__本文抜粋__.
────────
従来の保険証では、高額療養費制度を利用する場合、一時的に窓口で自己負担額の全額を支払うか、限度額適用認定証を窓口に提示する必要がありました。しかし、マイナ保険証では、受付時に「限度額情報の表示」に同意すると、窓口での支払いがはじめから自己負担限度額までになり、高額な費用を一時的に負担する必要がなくなります。
(3)医療費控除の確定申告が簡単に
マイナ保険証を使えば確定申告の際、医療費の控除申告が簡単になります。従来の保険証で医療費控除を受けるには、確定申告の際に医療費を入力し、5年間は領収証を保管する必要がありました。しかし、マイナ保険証では、医療費の領収証を管理・保管しなくても医療費通知情報がマイナポータルで管理できるため、e-Taxと連携することでデータが自動的に入力されるようになります。
(4)医療機関の業務が効率的に
従来の保険証では、保険資格をリアルタイムで確認できません。そのため、患者の保険資格の変更に気づかないまま医療機関を受診し、後日保険請求が差し戻されるケースが年間500万件以上発生していました。マイナ保険証であれば、保険資格の情報をリアルタイムで確認できるため、診療報酬の請求を正確におこなうことが可能になります。
マイナ保険証のデメリット
(1) システム不具合が頻発している
マイナ保険証を取り扱うシステムやカードリーダーに不具合が生じた場合、マイナ保険証だけでは保険診療を受けられません。全国保険医団体連合会の調査によると、2024年5月以降、7,134の医療機関でマイナ保険証に関するトラブルが発生しています(2024年9月19日時点)。不具合等でマイナ保険証が使えない場合、利用者は従来の保険証を提示するか、各家庭に届く「資格情報のお知らせ」とマイナ保険証を併せて提示する必要があります。
────────
収集したデータ記録:
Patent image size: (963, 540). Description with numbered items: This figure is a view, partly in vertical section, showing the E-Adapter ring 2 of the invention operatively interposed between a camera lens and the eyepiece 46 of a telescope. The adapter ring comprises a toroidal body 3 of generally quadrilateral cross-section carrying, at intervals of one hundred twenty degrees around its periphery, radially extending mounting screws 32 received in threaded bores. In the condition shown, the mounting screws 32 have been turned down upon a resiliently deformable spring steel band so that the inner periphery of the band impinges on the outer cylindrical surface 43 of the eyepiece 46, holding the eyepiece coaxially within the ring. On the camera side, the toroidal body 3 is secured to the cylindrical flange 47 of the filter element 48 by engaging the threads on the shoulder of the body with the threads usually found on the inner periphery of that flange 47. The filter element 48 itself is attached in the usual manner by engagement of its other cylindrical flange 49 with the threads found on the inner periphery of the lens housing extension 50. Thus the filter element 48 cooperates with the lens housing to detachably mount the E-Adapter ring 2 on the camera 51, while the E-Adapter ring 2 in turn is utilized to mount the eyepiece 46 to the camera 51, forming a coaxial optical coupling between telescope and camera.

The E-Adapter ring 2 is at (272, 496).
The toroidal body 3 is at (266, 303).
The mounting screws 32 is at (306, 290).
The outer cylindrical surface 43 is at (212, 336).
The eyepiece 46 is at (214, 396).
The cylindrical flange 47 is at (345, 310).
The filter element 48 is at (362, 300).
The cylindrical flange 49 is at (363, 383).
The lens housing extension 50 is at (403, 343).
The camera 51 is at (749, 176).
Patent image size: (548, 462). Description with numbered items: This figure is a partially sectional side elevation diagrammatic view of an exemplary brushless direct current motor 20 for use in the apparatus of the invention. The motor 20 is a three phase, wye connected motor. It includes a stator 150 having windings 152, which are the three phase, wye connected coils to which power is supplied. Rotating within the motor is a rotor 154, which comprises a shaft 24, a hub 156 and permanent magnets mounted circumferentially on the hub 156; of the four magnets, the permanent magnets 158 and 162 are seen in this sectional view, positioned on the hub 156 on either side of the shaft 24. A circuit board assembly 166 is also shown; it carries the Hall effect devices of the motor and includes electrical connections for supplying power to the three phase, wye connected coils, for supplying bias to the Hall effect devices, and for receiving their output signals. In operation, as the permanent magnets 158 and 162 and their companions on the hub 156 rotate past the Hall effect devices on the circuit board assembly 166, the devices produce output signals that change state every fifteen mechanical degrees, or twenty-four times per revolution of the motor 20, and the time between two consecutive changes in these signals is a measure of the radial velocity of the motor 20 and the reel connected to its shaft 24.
────────
__取り組む課題__. 上にあるマイナ保険証についての本文を、全文一字一句変えずに繰り返してください。

__結果__.
従来の保険証では、高額療養費制度を利用する場合、一時的に窓口で自己負担額の全額を支払うか、限度額適用認定証を窓口に提示する必要がありました。しかし、マイナ保険証では、受付時に「限度額情報の表示」に同意すると、窓口での支払いがはじめから自己負担限度額までになり、高額な費用を一時的に負担する必要がなくなります。
(3)医療費控除の確定申告が簡単に
マイナ保険証を使えば確定申告の際、医療費の控除申告が簡単になります。従来の保険証で医療費控除を受けるには、確定申告の際に医療費を入力し、5年間は領収証を保管する必要がありました。しかし、マイナ保険証では、医療費の領収証を管理・保管しなくても医療費通知情報がマイナポータルで管理できるため、e-Taxと連携することでデータが自動的に入力されるようになります。
(4)医療機関の業務が効率的に
従来の保険証では、保険資格をリアルタイムで確認できません。そのため、患者の保険資格の変更に気づかないまま医療機関を受診し、後日保険請求が差し戻されるケースが年間500万件以上発生していました。マイナ保険証であれば、保険資格の情報をリアルタイムで確認できるため、診療報酬の請求を正確におこなうことが可能になります。
マイナ保険証のデメリット
(1) システム不具合が頻発している
マイナ保険証を取り扱うシステムやカードリーダーに不具合が生じた場合、マイナ保険証だけでは保険診療を受けられません。全国保険医団体連合会の調査によると、2024年5月以降、7,134の医療機関でマイナ保険証に関するトラブルが発生しています(2024年9月19日時点)。不具合等でマイナ保険証が使えない場合、利用者は従来の保険証を提示するか、各家庭に届く「資格情報のお知らせ」とマイナ保険証を併せて提示する必要があります。